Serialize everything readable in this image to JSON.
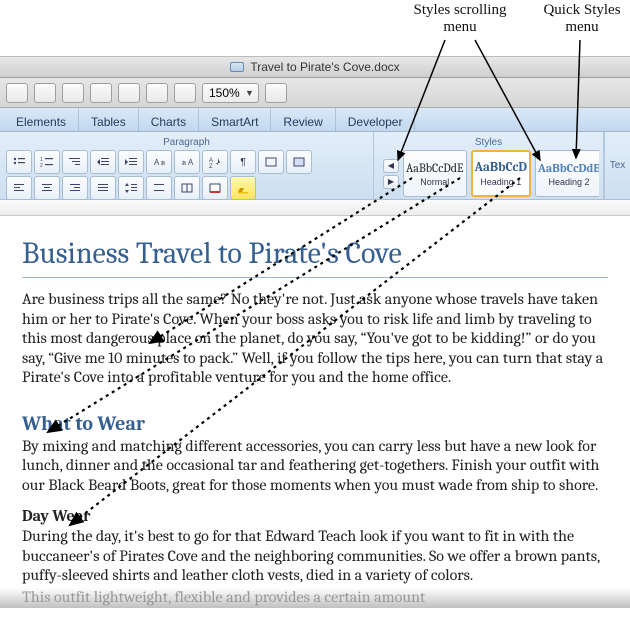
{
  "annotations": {
    "styles_scroll_label": "Styles scrolling\nmenu",
    "quick_styles_label": "Quick Styles\nmenu"
  },
  "window": {
    "title": "Travel to Pirate's Cove.docx"
  },
  "toolbar": {
    "zoom_value": "150%"
  },
  "tabs": {
    "items": [
      "Elements",
      "Tables",
      "Charts",
      "SmartArt",
      "Review",
      "Developer"
    ]
  },
  "ribbon": {
    "paragraph_label": "Paragraph",
    "styles_label": "Styles",
    "text_label": "Tex",
    "style_gallery": [
      {
        "sample": "AaBbCcDdE",
        "name": "Normal",
        "cls": ""
      },
      {
        "sample": "AaBbCcD",
        "name": "Heading 1",
        "cls": "h1"
      },
      {
        "sample": "AaBbCcDdE",
        "name": "Heading 2",
        "cls": "h2"
      }
    ]
  },
  "document": {
    "title": "Business Travel to Pirate's Cove",
    "intro": "Are business trips all the same? No they're not. Just ask anyone whose travels have taken him or her to Pirate's Cove. When your boss asks you to risk life and limb by traveling to this most dangerous place on the planet, do you say, “You've got to be kidding!” or do you say, “Give me 10 minutes to pack.” Well, if you follow the tips here, you can turn that stay a Pirate's Cove into a profitable venture for you and the home office.",
    "h1_1": "What to Wear",
    "p_h1_1": "By mixing and matching different accessories, you can carry less but have a new look for lunch, dinner and the occasional tar and feathering get-togethers. Finish your outfit with our Black Beard Boots, great for those moments when you must wade from ship to shore.",
    "h2_1": "Day Wear",
    "p_h2_1": "During the day, it's best to go for that Edward Teach look if you want to fit in with the buccaneer's of Pirates Cove and the neighboring communities. So we offer a brown pants, puffy-sleeved shirts and leather cloth vests, died in a variety of colors.",
    "cutoff": "This outfit lightweight, flexible and provides a certain amount"
  }
}
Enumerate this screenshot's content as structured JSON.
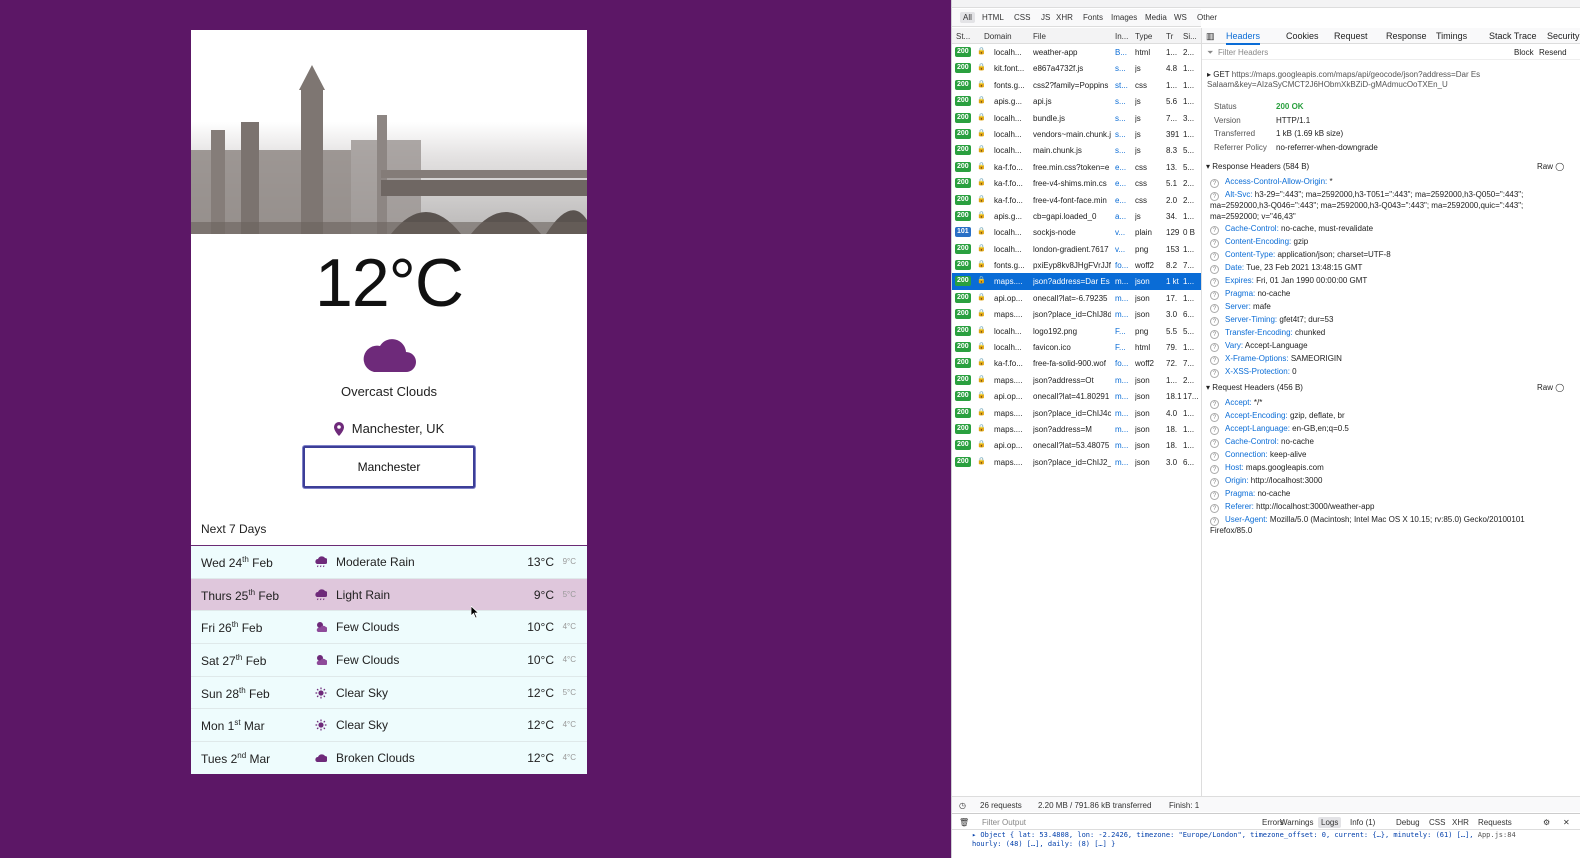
{
  "colors": {
    "background": "#5c1766",
    "accent_purple": "#6b2b75",
    "devtools_blue": "#0a6cd6",
    "status_green": "#2aa03f"
  },
  "weather": {
    "temperature": "12°C",
    "condition": "Overcast Clouds",
    "location": "Manchester, UK",
    "search_value": "Manchester",
    "next_title": "Next 7 Days",
    "days": [
      {
        "dow": "Wed 24",
        "sup": "th",
        "month": " Feb",
        "icon": "rain-cloud-icon",
        "desc": "Moderate Rain",
        "hi": "13°C",
        "lo": "9°C"
      },
      {
        "dow": "Thurs 25",
        "sup": "th",
        "month": " Feb",
        "icon": "rain-cloud-icon",
        "desc": "Light Rain",
        "hi": "9°C",
        "lo": "5°C"
      },
      {
        "dow": "Fri 26",
        "sup": "th",
        "month": " Feb",
        "icon": "cloud-sun-icon",
        "desc": "Few Clouds",
        "hi": "10°C",
        "lo": "4°C"
      },
      {
        "dow": "Sat 27",
        "sup": "th",
        "month": " Feb",
        "icon": "cloud-sun-icon",
        "desc": "Few Clouds",
        "hi": "10°C",
        "lo": "4°C"
      },
      {
        "dow": "Sun 28",
        "sup": "th",
        "month": " Feb",
        "icon": "sun-icon",
        "desc": "Clear Sky",
        "hi": "12°C",
        "lo": "5°C"
      },
      {
        "dow": "Mon 1",
        "sup": "st",
        "month": " Mar",
        "icon": "sun-icon",
        "desc": "Clear Sky",
        "hi": "12°C",
        "lo": "4°C"
      },
      {
        "dow": "Tues 2",
        "sup": "nd",
        "month": " Mar",
        "icon": "cloud-icon",
        "desc": "Broken Clouds",
        "hi": "12°C",
        "lo": "4°C"
      }
    ]
  },
  "devtools": {
    "filter_types": [
      "All",
      "HTML",
      "CSS",
      "JS",
      "XHR",
      "Fonts",
      "Images",
      "Media",
      "WS",
      "Other"
    ],
    "columns": [
      "St...",
      "Domain",
      "File",
      "In...",
      "Type",
      "Tr",
      "Si..."
    ],
    "requests": [
      {
        "status": "200",
        "domain": "localh...",
        "file": "weather-app",
        "init": "B...",
        "type": "html",
        "tr": "1...",
        "size": "2..."
      },
      {
        "status": "200",
        "domain": "kit.font...",
        "file": "e867a4732f.js",
        "init": "s...",
        "type": "js",
        "tr": "4.8",
        "size": "1..."
      },
      {
        "status": "200",
        "domain": "fonts.g...",
        "file": "css2?family=Poppins",
        "init": "st...",
        "type": "css",
        "tr": "1...",
        "size": "1..."
      },
      {
        "status": "200",
        "domain": "apis.g...",
        "file": "api.js",
        "init": "s...",
        "type": "js",
        "tr": "5.6",
        "size": "1..."
      },
      {
        "status": "200",
        "domain": "localh...",
        "file": "bundle.js",
        "init": "s...",
        "type": "js",
        "tr": "7...",
        "size": "3..."
      },
      {
        "status": "200",
        "domain": "localh...",
        "file": "vendors~main.chunk.j",
        "init": "s...",
        "type": "js",
        "tr": "391",
        "size": "1..."
      },
      {
        "status": "200",
        "domain": "localh...",
        "file": "main.chunk.js",
        "init": "s...",
        "type": "js",
        "tr": "8.3",
        "size": "5..."
      },
      {
        "status": "200",
        "domain": "ka-f.fo...",
        "file": "free.min.css?token=e",
        "init": "e...",
        "type": "css",
        "tr": "13.",
        "size": "5..."
      },
      {
        "status": "200",
        "domain": "ka-f.fo...",
        "file": "free-v4-shims.min.cs",
        "init": "e...",
        "type": "css",
        "tr": "5.1",
        "size": "2..."
      },
      {
        "status": "200",
        "domain": "ka-f.fo...",
        "file": "free-v4-font-face.min",
        "init": "e...",
        "type": "css",
        "tr": "2.0",
        "size": "2..."
      },
      {
        "status": "200",
        "domain": "apis.g...",
        "file": "cb=gapi.loaded_0",
        "init": "a...",
        "type": "js",
        "tr": "34.",
        "size": "1..."
      },
      {
        "status": "101",
        "domain": "localh...",
        "file": "sockjs-node",
        "init": "v...",
        "type": "plain",
        "tr": "129",
        "size": "0 B"
      },
      {
        "status": "200",
        "domain": "localh...",
        "file": "london-gradient.7617",
        "init": "v...",
        "type": "png",
        "tr": "153",
        "size": "1..."
      },
      {
        "status": "200",
        "domain": "fonts.g...",
        "file": "pxiEyp8kv8JHgFVrJJf",
        "init": "fo...",
        "type": "woff2",
        "tr": "8.2",
        "size": "7..."
      },
      {
        "status": "200",
        "domain": "maps....",
        "file": "json?address=Dar Es",
        "init": "m...",
        "type": "json",
        "tr": "1 kt",
        "size": "1..."
      },
      {
        "status": "200",
        "domain": "api.op...",
        "file": "onecall?lat=-6.79235",
        "init": "m...",
        "type": "json",
        "tr": "17.",
        "size": "1..."
      },
      {
        "status": "200",
        "domain": "maps....",
        "file": "json?place_id=ChIJ8d",
        "init": "m...",
        "type": "json",
        "tr": "3.0",
        "size": "6..."
      },
      {
        "status": "200",
        "domain": "localh...",
        "file": "logo192.png",
        "init": "F...",
        "type": "png",
        "tr": "5.5",
        "size": "5..."
      },
      {
        "status": "200",
        "domain": "localh...",
        "file": "favicon.ico",
        "init": "F...",
        "type": "html",
        "tr": "79.",
        "size": "1..."
      },
      {
        "status": "200",
        "domain": "ka-f.fo...",
        "file": "free-fa-solid-900.wof",
        "init": "fo...",
        "type": "woff2",
        "tr": "72.",
        "size": "7..."
      },
      {
        "status": "200",
        "domain": "maps....",
        "file": "json?address=Ot",
        "init": "m...",
        "type": "json",
        "tr": "1...",
        "size": "2..."
      },
      {
        "status": "200",
        "domain": "api.op...",
        "file": "onecall?lat=41.80291",
        "init": "m...",
        "type": "json",
        "tr": "18.1",
        "size": "17..."
      },
      {
        "status": "200",
        "domain": "maps....",
        "file": "json?place_id=ChIJ4c",
        "init": "m...",
        "type": "json",
        "tr": "4.0",
        "size": "1..."
      },
      {
        "status": "200",
        "domain": "maps....",
        "file": "json?address=M",
        "init": "m...",
        "type": "json",
        "tr": "18.",
        "size": "1..."
      },
      {
        "status": "200",
        "domain": "api.op...",
        "file": "onecall?lat=53.48075",
        "init": "m...",
        "type": "json",
        "tr": "18.",
        "size": "1..."
      },
      {
        "status": "200",
        "domain": "maps....",
        "file": "json?place_id=ChIJ2_",
        "init": "m...",
        "type": "json",
        "tr": "3.0",
        "size": "6..."
      }
    ],
    "detail_tabs": [
      "Headers",
      "Cookies",
      "Request",
      "Response",
      "Timings",
      "Stack Trace",
      "Security"
    ],
    "filter_headers_placeholder": "Filter Headers",
    "block_label": "Block",
    "resend_label": "Resend",
    "request_method": "GET",
    "request_url": "https://maps.googleapis.com/maps/api/geocode/json?address=Dar Es Salaam&key=AIzaSyCMCT2J6HObmXkBZiD-gMAdmucOoTXEn_U",
    "summary": [
      {
        "k": "Status",
        "v": "200 OK"
      },
      {
        "k": "Version",
        "v": "HTTP/1.1"
      },
      {
        "k": "Transferred",
        "v": "1 kB (1.69 kB size)"
      },
      {
        "k": "Referrer Policy",
        "v": "no-referrer-when-downgrade"
      }
    ],
    "response_title": "Response Headers (584 B)",
    "raw_label": "Raw",
    "response_headers": [
      {
        "k": "Access-Control-Allow-Origin:",
        "v": "*"
      },
      {
        "k": "Alt-Svc:",
        "v": "h3-29=\":443\"; ma=2592000,h3-T051=\":443\"; ma=2592000,h3-Q050=\":443\"; ma=2592000,h3-Q046=\":443\"; ma=2592000,h3-Q043=\":443\"; ma=2592000,quic=\":443\"; ma=2592000; v=\"46,43\""
      },
      {
        "k": "Cache-Control:",
        "v": "no-cache, must-revalidate"
      },
      {
        "k": "Content-Encoding:",
        "v": "gzip"
      },
      {
        "k": "Content-Type:",
        "v": "application/json; charset=UTF-8"
      },
      {
        "k": "Date:",
        "v": "Tue, 23 Feb 2021 13:48:15 GMT"
      },
      {
        "k": "Expires:",
        "v": "Fri, 01 Jan 1990 00:00:00 GMT"
      },
      {
        "k": "Pragma:",
        "v": "no-cache"
      },
      {
        "k": "Server:",
        "v": "mafe"
      },
      {
        "k": "Server-Timing:",
        "v": "gfet4t7; dur=53"
      },
      {
        "k": "Transfer-Encoding:",
        "v": "chunked"
      },
      {
        "k": "Vary:",
        "v": "Accept-Language"
      },
      {
        "k": "X-Frame-Options:",
        "v": "SAMEORIGIN"
      },
      {
        "k": "X-XSS-Protection:",
        "v": "0"
      }
    ],
    "request_title": "Request Headers (456 B)",
    "request_headers": [
      {
        "k": "Accept:",
        "v": "*/*"
      },
      {
        "k": "Accept-Encoding:",
        "v": "gzip, deflate, br"
      },
      {
        "k": "Accept-Language:",
        "v": "en-GB,en;q=0.5"
      },
      {
        "k": "Cache-Control:",
        "v": "no-cache"
      },
      {
        "k": "Connection:",
        "v": "keep-alive"
      },
      {
        "k": "Host:",
        "v": "maps.googleapis.com"
      },
      {
        "k": "Origin:",
        "v": "http://localhost:3000"
      },
      {
        "k": "Pragma:",
        "v": "no-cache"
      },
      {
        "k": "Referer:",
        "v": "http://localhost:3000/weather-app"
      },
      {
        "k": "User-Agent:",
        "v": "Mozilla/5.0 (Macintosh; Intel Mac OS X 10.15; rv:85.0) Gecko/20100101 Firefox/85.0"
      }
    ],
    "footer": {
      "requests": "26 requests",
      "transferred": "2.20 MB / 791.86 kB transferred",
      "finish": "Finish: 1"
    },
    "console": {
      "filter_placeholder": "Filter Output",
      "buttons": [
        "Errors",
        "Warnings",
        "Logs",
        "Info (1)",
        "Debug",
        "CSS",
        "XHR",
        "Requests"
      ],
      "line1": "▸ Object { lat: 53.4808, lon: -2.2426, timezone: \"Europe/London\", timezone_offset: 0, current: {…}, minutely: (61) […],",
      "line1_source": "App.js:84",
      "line2": "hourly: (48) […], daily: (8) […] }"
    }
  }
}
|---|
> Work instructions
Find the word "with" in the records and pull out each line that has it.

> The output
    "p_h1_1": "By mixing and matching different accessories, you can carry less but have a new look for lunch, dinner and the occasional tar and feathering get-togethers. Finish your outfit with our Black Beard Boots, great for those moments when you must wade from ship to shore.",
    "p_h2_1": "During the day, it's best to go for that Edward Teach look if you want to fit in with the buccaneer's of Pirates Cove and the neighboring communities. So we offer a brown pants, puffy-sleeved shirts and leather cloth vests, died in a variety of colors.",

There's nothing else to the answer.